## Exercise goal
Filter the entries below, keeping every line that has the word "content".

(Dataset records)
——————

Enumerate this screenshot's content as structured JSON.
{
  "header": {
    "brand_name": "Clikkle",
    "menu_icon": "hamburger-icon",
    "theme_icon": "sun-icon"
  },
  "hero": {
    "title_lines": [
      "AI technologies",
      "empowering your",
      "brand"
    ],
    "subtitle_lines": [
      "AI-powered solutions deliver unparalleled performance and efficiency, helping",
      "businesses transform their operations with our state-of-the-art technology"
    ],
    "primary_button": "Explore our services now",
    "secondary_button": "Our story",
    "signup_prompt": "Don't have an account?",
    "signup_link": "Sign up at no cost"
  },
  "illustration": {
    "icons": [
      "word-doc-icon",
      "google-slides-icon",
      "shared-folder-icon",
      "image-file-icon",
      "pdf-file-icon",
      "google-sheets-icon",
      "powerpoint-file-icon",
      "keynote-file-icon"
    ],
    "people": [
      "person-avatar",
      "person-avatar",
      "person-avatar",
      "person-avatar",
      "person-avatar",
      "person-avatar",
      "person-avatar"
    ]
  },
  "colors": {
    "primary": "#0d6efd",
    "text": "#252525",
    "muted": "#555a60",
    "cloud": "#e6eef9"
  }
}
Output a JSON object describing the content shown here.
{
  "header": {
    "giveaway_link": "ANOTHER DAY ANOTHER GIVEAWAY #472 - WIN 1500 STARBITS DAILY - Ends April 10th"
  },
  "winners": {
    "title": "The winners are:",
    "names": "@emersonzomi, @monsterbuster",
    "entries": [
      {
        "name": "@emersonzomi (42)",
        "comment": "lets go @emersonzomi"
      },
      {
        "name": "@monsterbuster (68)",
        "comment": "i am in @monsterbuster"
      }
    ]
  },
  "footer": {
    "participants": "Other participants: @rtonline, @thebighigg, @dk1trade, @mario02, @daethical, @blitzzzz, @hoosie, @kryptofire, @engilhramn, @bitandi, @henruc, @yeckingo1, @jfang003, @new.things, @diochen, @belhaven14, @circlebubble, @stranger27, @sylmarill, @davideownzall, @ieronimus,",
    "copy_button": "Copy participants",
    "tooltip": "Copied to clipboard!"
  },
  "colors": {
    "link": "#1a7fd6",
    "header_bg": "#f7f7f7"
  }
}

——————

## Response
Enumerate this screenshot's content as structured JSON.
Output a JSON object describing the content shown here.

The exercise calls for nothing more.